Required task:
Exactly as they appear, output all of the records. Skip any images.

# start of Data provided

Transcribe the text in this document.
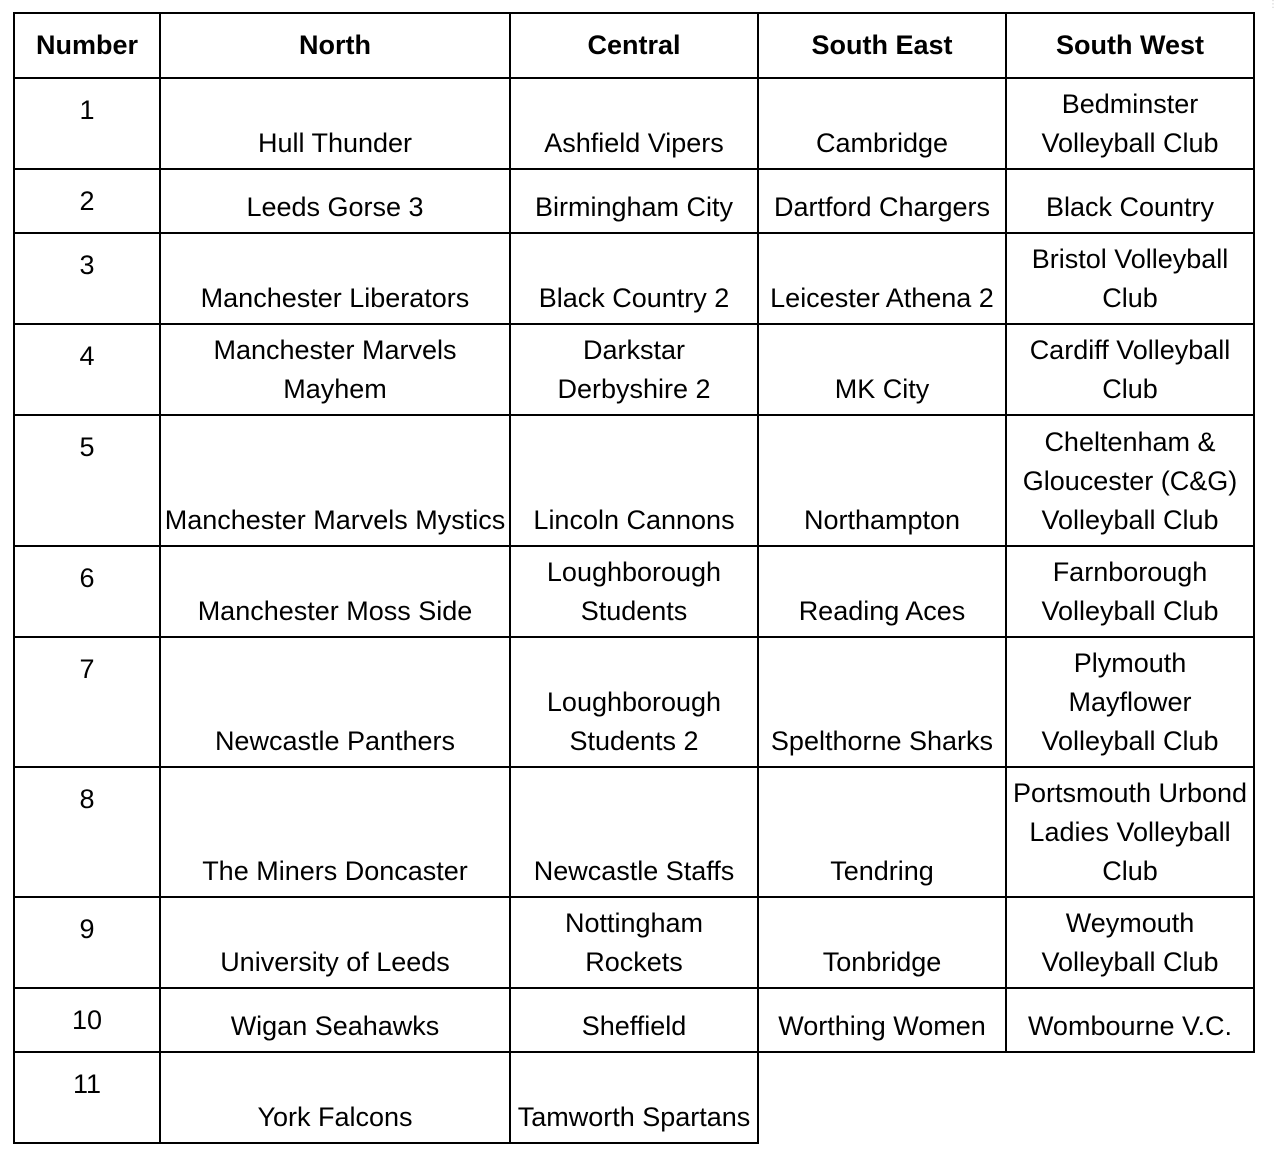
Number	North	Central	South East	South West
1	Hull Thunder	Ashfield Vipers	Cambridge	Bedminster Volleyball Club
2	Leeds Gorse 3	Birmingham City	Dartford Chargers	Black Country
3	Manchester Liberators	Black Country 2	Leicester Athena 2	Bristol Volleyball Club
4	Manchester Marvels Mayhem	Darkstar Derbyshire 2	MK City	Cardiff Volleyball Club
5	Manchester Marvels Mystics	Lincoln Cannons	Northampton	Cheltenham & Gloucester (C&G) Volleyball Club
6	Manchester Moss Side	Loughborough Students	Reading Aces	Farnborough Volleyball Club
7	Newcastle Panthers	Loughborough Students 2	Spelthorne Sharks	Plymouth Mayflower Volleyball Club
8	The Miners Doncaster	Newcastle Staffs	Tendring	Portsmouth Urbond Ladies Volleyball Club
9	University of Leeds	Nottingham Rockets	Tonbridge	Weymouth Volleyball Club
10	Wigan Seahawks	Sheffield	Worthing Women	Wombourne V.C.
11	York Falcons	Tamworth Spartans		
⋮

# end of Data provided

Task answer:
Transcribe the text in this document.
Number	North	Central	South East	South West
1	Hull Thunder	Ashfield Vipers	Cambridge	Bedminster Volleyball Club
2	Leeds Gorse 3	Birmingham City	Dartford Chargers	Black Country
3	Manchester Liberators	Black Country 2	Leicester Athena 2	Bristol Volleyball Club
4	Manchester Marvels Mayhem	Darkstar Derbyshire 2	MK City	Cardiff Volleyball Club
5	Manchester Marvels Mystics	Lincoln Cannons	Northampton	Cheltenham & Gloucester (C&G) Volleyball Club
6	Manchester Moss Side	Loughborough Students	Reading Aces	Farnborough Volleyball Club
7	Newcastle Panthers	Loughborough Students 2	Spelthorne Sharks	Plymouth Mayflower Volleyball Club
8	The Miners Doncaster	Newcastle Staffs	Tendring	Portsmouth Urbond Ladies Volleyball Club
9	University of Leeds	Nottingham Rockets	Tonbridge	Weymouth Volleyball Club
10	Wigan Seahawks	Sheffield	Worthing Women	Wombourne V.C.
11	York Falcons	Tamworth Spartans		
⋮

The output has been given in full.